Items from a figure collection

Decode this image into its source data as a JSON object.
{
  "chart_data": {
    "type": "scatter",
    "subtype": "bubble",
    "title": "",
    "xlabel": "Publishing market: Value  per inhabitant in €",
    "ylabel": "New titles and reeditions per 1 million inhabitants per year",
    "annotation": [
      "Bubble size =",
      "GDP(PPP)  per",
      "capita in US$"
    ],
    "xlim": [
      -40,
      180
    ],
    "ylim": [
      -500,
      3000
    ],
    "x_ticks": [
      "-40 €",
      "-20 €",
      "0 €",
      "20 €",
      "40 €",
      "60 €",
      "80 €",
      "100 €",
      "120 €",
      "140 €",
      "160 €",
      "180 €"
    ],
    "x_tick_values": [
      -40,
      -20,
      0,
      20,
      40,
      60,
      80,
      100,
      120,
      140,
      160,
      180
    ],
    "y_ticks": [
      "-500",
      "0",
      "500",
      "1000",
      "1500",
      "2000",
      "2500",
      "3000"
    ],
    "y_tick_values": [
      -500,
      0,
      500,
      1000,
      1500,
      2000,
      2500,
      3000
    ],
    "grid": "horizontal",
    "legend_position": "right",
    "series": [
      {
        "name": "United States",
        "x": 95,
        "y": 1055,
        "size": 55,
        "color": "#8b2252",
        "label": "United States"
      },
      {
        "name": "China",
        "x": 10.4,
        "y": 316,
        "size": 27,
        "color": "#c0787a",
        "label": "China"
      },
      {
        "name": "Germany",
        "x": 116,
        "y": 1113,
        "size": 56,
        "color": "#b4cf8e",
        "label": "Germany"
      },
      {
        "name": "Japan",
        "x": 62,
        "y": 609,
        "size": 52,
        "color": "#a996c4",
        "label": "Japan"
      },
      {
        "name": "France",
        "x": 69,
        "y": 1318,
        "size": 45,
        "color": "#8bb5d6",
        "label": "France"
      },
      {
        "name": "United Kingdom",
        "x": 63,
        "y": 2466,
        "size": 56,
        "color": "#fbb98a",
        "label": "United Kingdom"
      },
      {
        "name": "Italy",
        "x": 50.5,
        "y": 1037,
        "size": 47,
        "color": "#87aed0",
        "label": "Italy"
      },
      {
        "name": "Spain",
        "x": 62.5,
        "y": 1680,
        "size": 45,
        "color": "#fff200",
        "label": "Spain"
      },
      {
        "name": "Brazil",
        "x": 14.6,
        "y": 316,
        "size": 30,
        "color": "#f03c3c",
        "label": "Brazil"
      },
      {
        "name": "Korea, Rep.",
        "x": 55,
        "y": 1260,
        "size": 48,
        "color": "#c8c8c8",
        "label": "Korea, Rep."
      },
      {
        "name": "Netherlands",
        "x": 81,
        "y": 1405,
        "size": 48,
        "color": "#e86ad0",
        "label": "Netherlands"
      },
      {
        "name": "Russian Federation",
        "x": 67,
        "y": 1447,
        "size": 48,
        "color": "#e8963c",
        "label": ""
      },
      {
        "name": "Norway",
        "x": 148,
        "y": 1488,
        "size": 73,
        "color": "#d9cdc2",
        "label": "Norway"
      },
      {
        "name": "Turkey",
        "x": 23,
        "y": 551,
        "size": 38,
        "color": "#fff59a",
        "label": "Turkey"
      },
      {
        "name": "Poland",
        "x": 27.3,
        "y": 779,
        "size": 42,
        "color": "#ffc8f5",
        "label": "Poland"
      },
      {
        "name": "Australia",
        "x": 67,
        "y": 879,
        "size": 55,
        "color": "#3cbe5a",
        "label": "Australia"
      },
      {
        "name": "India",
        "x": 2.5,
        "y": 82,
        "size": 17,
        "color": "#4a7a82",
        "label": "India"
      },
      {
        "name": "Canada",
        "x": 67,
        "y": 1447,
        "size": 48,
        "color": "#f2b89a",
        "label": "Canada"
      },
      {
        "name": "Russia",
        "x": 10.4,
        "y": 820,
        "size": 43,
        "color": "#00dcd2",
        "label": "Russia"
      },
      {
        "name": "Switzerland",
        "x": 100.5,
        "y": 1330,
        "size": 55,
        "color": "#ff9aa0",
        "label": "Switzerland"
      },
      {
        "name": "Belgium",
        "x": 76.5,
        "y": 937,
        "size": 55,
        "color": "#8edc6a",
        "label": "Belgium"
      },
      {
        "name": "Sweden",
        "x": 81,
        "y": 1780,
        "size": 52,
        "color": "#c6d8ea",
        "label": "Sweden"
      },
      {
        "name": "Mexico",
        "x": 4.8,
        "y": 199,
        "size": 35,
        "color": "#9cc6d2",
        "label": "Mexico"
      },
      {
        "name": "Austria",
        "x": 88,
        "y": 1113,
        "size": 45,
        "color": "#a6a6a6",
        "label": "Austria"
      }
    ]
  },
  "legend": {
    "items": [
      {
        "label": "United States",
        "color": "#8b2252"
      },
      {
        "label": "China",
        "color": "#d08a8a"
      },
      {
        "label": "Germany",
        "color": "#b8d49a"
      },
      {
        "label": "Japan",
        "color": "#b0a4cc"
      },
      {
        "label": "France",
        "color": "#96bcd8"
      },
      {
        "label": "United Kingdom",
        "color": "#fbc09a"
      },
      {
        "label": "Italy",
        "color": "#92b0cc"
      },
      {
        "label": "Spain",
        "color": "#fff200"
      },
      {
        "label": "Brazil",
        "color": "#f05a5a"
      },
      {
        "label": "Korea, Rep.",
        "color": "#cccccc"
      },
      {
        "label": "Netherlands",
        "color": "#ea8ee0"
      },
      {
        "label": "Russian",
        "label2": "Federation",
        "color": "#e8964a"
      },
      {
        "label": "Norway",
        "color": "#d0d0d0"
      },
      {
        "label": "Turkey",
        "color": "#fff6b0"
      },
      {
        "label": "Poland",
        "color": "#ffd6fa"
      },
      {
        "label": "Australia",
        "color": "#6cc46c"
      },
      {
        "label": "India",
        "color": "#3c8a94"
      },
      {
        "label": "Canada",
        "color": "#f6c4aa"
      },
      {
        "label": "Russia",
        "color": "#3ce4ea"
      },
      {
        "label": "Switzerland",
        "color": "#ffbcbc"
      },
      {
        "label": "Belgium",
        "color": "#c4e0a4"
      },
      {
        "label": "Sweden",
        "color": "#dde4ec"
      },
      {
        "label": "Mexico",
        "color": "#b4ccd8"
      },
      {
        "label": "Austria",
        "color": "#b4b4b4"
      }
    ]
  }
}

- [EXERCISE DESCRIPTION]: Show the lines of the records that contain the word "Norway".

- [THE OUTPUT]:
        "name": "Norway",
        "label": "Norway"
        "label": "Norway",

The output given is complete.